*Task statement*:
For the entries that follow, tally the lines holding the string "coordinate". Give the total and nothing else.
┌────────
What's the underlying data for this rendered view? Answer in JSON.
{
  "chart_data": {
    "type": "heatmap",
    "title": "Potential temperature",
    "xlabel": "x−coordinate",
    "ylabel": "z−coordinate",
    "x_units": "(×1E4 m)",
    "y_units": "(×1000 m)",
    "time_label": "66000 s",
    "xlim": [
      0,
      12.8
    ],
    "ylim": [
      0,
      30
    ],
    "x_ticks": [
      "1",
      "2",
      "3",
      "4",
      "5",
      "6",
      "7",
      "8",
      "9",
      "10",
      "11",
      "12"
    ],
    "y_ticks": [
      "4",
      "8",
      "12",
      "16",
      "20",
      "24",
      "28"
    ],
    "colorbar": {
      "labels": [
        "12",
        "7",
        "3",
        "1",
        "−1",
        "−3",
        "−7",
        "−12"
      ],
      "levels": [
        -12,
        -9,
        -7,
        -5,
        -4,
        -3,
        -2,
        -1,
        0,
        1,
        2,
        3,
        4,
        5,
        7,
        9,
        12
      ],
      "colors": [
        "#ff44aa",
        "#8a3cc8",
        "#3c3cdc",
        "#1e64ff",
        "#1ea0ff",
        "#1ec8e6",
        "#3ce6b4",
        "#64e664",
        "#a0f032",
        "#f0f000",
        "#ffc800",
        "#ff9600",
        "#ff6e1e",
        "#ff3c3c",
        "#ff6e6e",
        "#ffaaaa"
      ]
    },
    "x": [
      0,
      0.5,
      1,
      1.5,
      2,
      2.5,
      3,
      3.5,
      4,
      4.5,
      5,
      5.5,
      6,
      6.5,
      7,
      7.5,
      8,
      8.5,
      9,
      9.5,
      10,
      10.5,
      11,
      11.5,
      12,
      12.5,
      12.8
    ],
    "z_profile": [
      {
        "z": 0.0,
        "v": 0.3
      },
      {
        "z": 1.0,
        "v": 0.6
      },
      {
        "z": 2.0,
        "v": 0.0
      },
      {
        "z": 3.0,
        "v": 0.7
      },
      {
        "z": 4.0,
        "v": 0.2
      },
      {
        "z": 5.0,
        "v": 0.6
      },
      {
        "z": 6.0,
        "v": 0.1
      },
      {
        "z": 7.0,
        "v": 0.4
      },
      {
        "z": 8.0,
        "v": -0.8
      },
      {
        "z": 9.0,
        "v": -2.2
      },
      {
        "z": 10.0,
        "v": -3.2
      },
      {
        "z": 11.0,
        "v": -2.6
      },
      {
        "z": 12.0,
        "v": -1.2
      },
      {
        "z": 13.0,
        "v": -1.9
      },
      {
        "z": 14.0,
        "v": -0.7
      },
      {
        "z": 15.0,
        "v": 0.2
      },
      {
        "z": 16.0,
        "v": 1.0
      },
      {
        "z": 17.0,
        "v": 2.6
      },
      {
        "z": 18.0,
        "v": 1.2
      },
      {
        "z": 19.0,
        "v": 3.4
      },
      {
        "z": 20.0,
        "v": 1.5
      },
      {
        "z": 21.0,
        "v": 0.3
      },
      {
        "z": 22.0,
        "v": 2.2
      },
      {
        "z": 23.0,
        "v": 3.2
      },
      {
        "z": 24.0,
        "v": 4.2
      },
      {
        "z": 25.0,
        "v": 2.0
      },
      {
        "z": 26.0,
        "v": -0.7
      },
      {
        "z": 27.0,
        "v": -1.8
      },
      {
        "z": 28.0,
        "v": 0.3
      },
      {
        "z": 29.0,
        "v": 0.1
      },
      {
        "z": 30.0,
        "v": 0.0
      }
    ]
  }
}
└────────
*Solution*:
2